Material provided —

──────────

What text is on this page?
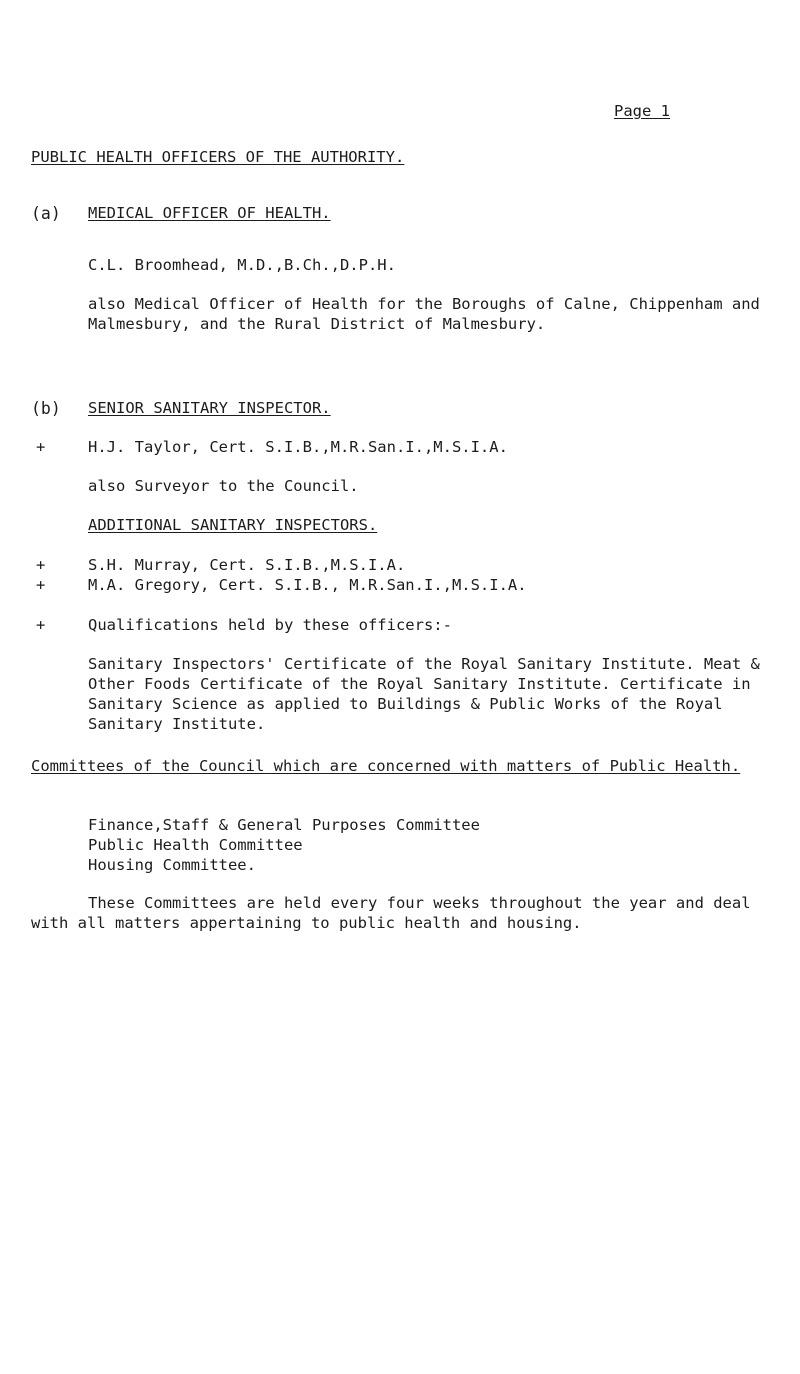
Page 1
PUBLIC HEALTH OFFICERS OF THE AUTHORITY.
(a) MEDICAL OFFICER OF HEALTH.
C.L. Broomhead, M.D.,B.Ch.,D.P.H.
also Medical Officer of Health for the Boroughs of Calne, Chippenham and Malmesbury, and the Rural District of Malmesbury.
(b) SENIOR SANITARY INSPECTOR.
+	H.J. Taylor, Cert. S.I.B.,M.R.San.I.,M.S.I.A.
also Surveyor to the Council.
ADDITIONAL SANITARY INSPECTORS.
+	S.H. Murray, Cert. S.I.B.,M.S.I.A.
+	M.A. Gregory, Cert. S.I.B., M.R.San.I.,M.S.I.A.
+	Qualifications held by these officers:-
Sanitary Inspectors' Certificate of the Royal Sanitary Institute. Meat & Other Foods Certificate of the Royal Sanitary Institute. Certificate in Sanitary Science as applied to Buildings & Public Works of the Royal Sanitary Institute.
Committees of the Council which are concerned with matters of Public Health.
Finance,Staff & General Purposes Committee
Public Health Committee
Housing Committee.
These Committees are held every four weeks throughout the year and deal with all matters appertaining to public health and housing.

──────────

Task directions —
Each entry must be retyped word for word, with every image omitted.

In response —
What text is on this page?
Page 1
PUBLIC HEALTH OFFICERS OF THE AUTHORITY.
(a) MEDICAL OFFICER OF HEALTH.
C.L. Broomhead, M.D.,B.Ch.,D.P.H.
also Medical Officer of Health for the Boroughs of Calne, Chippenham and Malmesbury, and the Rural District of Malmesbury.
(b) SENIOR SANITARY INSPECTOR.
+	H.J. Taylor, Cert. S.I.B.,M.R.San.I.,M.S.I.A.
also Surveyor to the Council.
ADDITIONAL SANITARY INSPECTORS.
+	S.H. Murray, Cert. S.I.B.,M.S.I.A.
+	M.A. Gregory, Cert. S.I.B., M.R.San.I.,M.S.I.A.
+	Qualifications held by these officers:-
Sanitary Inspectors' Certificate of the Royal Sanitary Institute. Meat & Other Foods Certificate of the Royal Sanitary Institute. Certificate in Sanitary Science as applied to Buildings & Public Works of the Royal Sanitary Institute.
Committees of the Council which are concerned with matters of Public Health.
Finance,Staff & General Purposes Committee
Public Health Committee
Housing Committee.
These Committees are held every four weeks throughout the year and deal with all matters appertaining to public health and housing.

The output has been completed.